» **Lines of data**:

++++++

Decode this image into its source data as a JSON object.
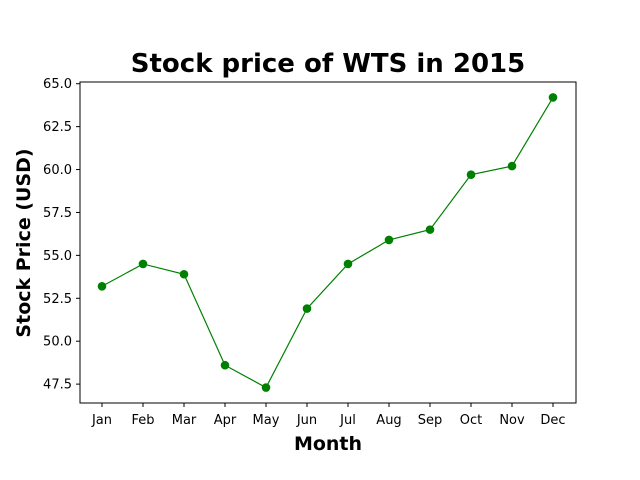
{
  "chart_data": {
    "type": "line",
    "title": "Stock price of WTS in 2015",
    "xlabel": "Month",
    "ylabel": "Stock Price (USD)",
    "categories": [
      "Jan",
      "Feb",
      "Mar",
      "Apr",
      "May",
      "Jun",
      "Jul",
      "Aug",
      "Sep",
      "Oct",
      "Nov",
      "Dec"
    ],
    "values": [
      53.2,
      54.5,
      53.9,
      48.6,
      47.3,
      51.9,
      54.5,
      55.9,
      56.5,
      59.7,
      60.2,
      64.2
    ],
    "yticks": [
      "47.5",
      "50.0",
      "52.5",
      "55.0",
      "57.5",
      "60.0",
      "62.5",
      "65.0"
    ],
    "ylim": [
      46.4,
      65.1
    ],
    "line_color": "#008000",
    "marker": "circle",
    "grid": false
  }
}
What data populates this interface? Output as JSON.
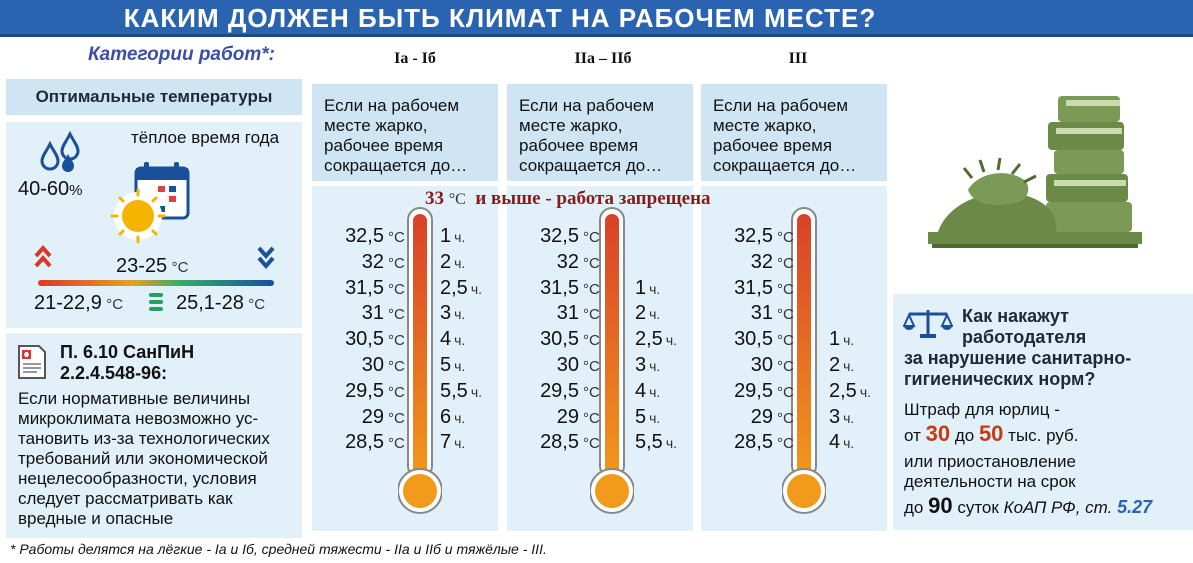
{
  "title": "КАКИМ ДОЛЖЕН БЫТЬ КЛИМАТ НА РАБОЧЕМ МЕСТЕ?",
  "categories_label": "Категории работ*:",
  "columns": [
    {
      "name": "Iа - Iб",
      "condition": [
        "Если на рабочем",
        "месте жарко,",
        "рабочее время",
        "сокращается до…"
      ]
    },
    {
      "name": "IIа – IIб",
      "condition": [
        "Если на рабочем",
        "месте жарко,",
        "рабочее время",
        "сокращается до…"
      ]
    },
    {
      "name": "III",
      "condition": [
        "Если на рабочем",
        "месте жарко,",
        "рабочее время",
        "сокращается до…"
      ]
    }
  ],
  "optimal": {
    "heading": "Оптимальные температуры",
    "season": "тёплое время года",
    "humidity": "40-60",
    "humidity_unit": "%",
    "optimal_range": "23-25",
    "lower_range": "21-22,9",
    "upper_range": "25,1-28",
    "unit": "°С"
  },
  "warning": {
    "temp": "33",
    "unit": "°С",
    "text": "и выше - работа запрещена"
  },
  "temperatures": [
    "32,5",
    "32",
    "31,5",
    "31",
    "30,5",
    "30",
    "29,5",
    "29",
    "28,5"
  ],
  "temp_unit": "°С",
  "hours_unit": "ч.",
  "hours": [
    [
      "1",
      "2",
      "2,5",
      "3",
      "4",
      "5",
      "5,5",
      "6",
      "7"
    ],
    [
      "",
      "",
      "1",
      "2",
      "2,5",
      "3",
      "4",
      "5",
      "5,5"
    ],
    [
      "",
      "",
      "",
      "",
      "1",
      "2",
      "2,5",
      "3",
      "4"
    ]
  ],
  "sanpin": {
    "title_line1": "П. 6.10 СанПиН",
    "title_line2": "2.2.4.548-96:",
    "body": [
      "Если нормативные величины",
      "микроклимата невозможно ус-",
      "тановить из-за технологических",
      "требований или экономической",
      "нецелесообразности, условия",
      "следует рассматривать как",
      "вредные и опасные"
    ]
  },
  "penalty": {
    "question": [
      "Как накажут",
      "работодателя",
      "за нарушение санитарно-",
      "гигиенических норм?"
    ],
    "line1": "Штраф для юрлиц -",
    "from_word": "от",
    "from_val": "30",
    "to_word": "до",
    "to_val": "50",
    "currency": "тыс. руб.",
    "line3": "или приостановление",
    "line4": "деятельности на срок",
    "up_to_word": "до",
    "days_val": "90",
    "days_word": "суток",
    "law": "КоАП РФ, ст.",
    "article": "5.27"
  },
  "footnote": "* Работы делятся на лёгкие - Iа и Iб, средней тяжести - IIа и IIб и тяжёлые - III.",
  "colors": {
    "banner": "#2a64b0",
    "panel": "#e2f0f9",
    "panel_dark": "#cfe5f3",
    "thermo_red": "#d8412a",
    "thermo_orange": "#f29a1c",
    "accent_red": "#c63a12",
    "illustration_green": "#7a9a55"
  }
}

++++++

» **GIVEN REQUEST**:
Omit each picture, then return all of the listing exactly as it stands.

» **RESPONSE TO THIS EXERCISE**:
Decode this image into its source data as a JSON object.
{
  "chart_data": {
    "type": "line",
    "title": "Stock price of WTS in 2015",
    "xlabel": "Month",
    "ylabel": "Stock Price (USD)",
    "categories": [
      "Jan",
      "Feb",
      "Mar",
      "Apr",
      "May",
      "Jun",
      "Jul",
      "Aug",
      "Sep",
      "Oct",
      "Nov",
      "Dec"
    ],
    "values": [
      53.2,
      54.5,
      53.9,
      48.6,
      47.3,
      51.9,
      54.5,
      55.9,
      56.5,
      59.7,
      60.2,
      64.2
    ],
    "yticks": [
      "47.5",
      "50.0",
      "52.5",
      "55.0",
      "57.5",
      "60.0",
      "62.5",
      "65.0"
    ],
    "ylim": [
      46.4,
      65.1
    ],
    "line_color": "#008000",
    "marker": "circle",
    "grid": false
  }
}
What data populates this interface? Output as JSON.
{
  "title": "КАКИМ ДОЛЖЕН БЫТЬ КЛИМАТ НА РАБОЧЕМ МЕСТЕ?",
  "categories_label": "Категории работ*:",
  "columns": [
    {
      "name": "Iа - Iб",
      "condition": [
        "Если на рабочем",
        "месте жарко,",
        "рабочее время",
        "сокращается до…"
      ]
    },
    {
      "name": "IIа – IIб",
      "condition": [
        "Если на рабочем",
        "месте жарко,",
        "рабочее время",
        "сокращается до…"
      ]
    },
    {
      "name": "III",
      "condition": [
        "Если на рабочем",
        "месте жарко,",
        "рабочее время",
        "сокращается до…"
      ]
    }
  ],
  "optimal": {
    "heading": "Оптимальные температуры",
    "season": "тёплое время года",
    "humidity": "40-60",
    "humidity_unit": "%",
    "optimal_range": "23-25",
    "lower_range": "21-22,9",
    "upper_range": "25,1-28",
    "unit": "°С"
  },
  "warning": {
    "temp": "33",
    "unit": "°С",
    "text": "и выше - работа запрещена"
  },
  "temperatures": [
    "32,5",
    "32",
    "31,5",
    "31",
    "30,5",
    "30",
    "29,5",
    "29",
    "28,5"
  ],
  "temp_unit": "°С",
  "hours_unit": "ч.",
  "hours": [
    [
      "1",
      "2",
      "2,5",
      "3",
      "4",
      "5",
      "5,5",
      "6",
      "7"
    ],
    [
      "",
      "",
      "1",
      "2",
      "2,5",
      "3",
      "4",
      "5",
      "5,5"
    ],
    [
      "",
      "",
      "",
      "",
      "1",
      "2",
      "2,5",
      "3",
      "4"
    ]
  ],
  "sanpin": {
    "title_line1": "П. 6.10 СанПиН",
    "title_line2": "2.2.4.548-96:",
    "body": [
      "Если нормативные величины",
      "микроклимата невозможно ус-",
      "тановить из-за технологических",
      "требований или экономической",
      "нецелесообразности, условия",
      "следует рассматривать как",
      "вредные и опасные"
    ]
  },
  "penalty": {
    "question": [
      "Как накажут",
      "работодателя",
      "за нарушение санитарно-",
      "гигиенических норм?"
    ],
    "line1": "Штраф для юрлиц -",
    "from_word": "от",
    "from_val": "30",
    "to_word": "до",
    "to_val": "50",
    "currency": "тыс. руб.",
    "line3": "или приостановление",
    "line4": "деятельности на срок",
    "up_to_word": "до",
    "days_val": "90",
    "days_word": "суток",
    "law": "КоАП РФ, ст.",
    "article": "5.27"
  },
  "footnote": "* Работы делятся на лёгкие - Iа и Iб, средней тяжести - IIа и IIб и тяжёлые - III.",
  "colors": {
    "banner": "#2a64b0",
    "panel": "#e2f0f9",
    "panel_dark": "#cfe5f3",
    "thermo_red": "#d8412a",
    "thermo_orange": "#f29a1c",
    "accent_red": "#c63a12",
    "illustration_green": "#7a9a55"
  }
}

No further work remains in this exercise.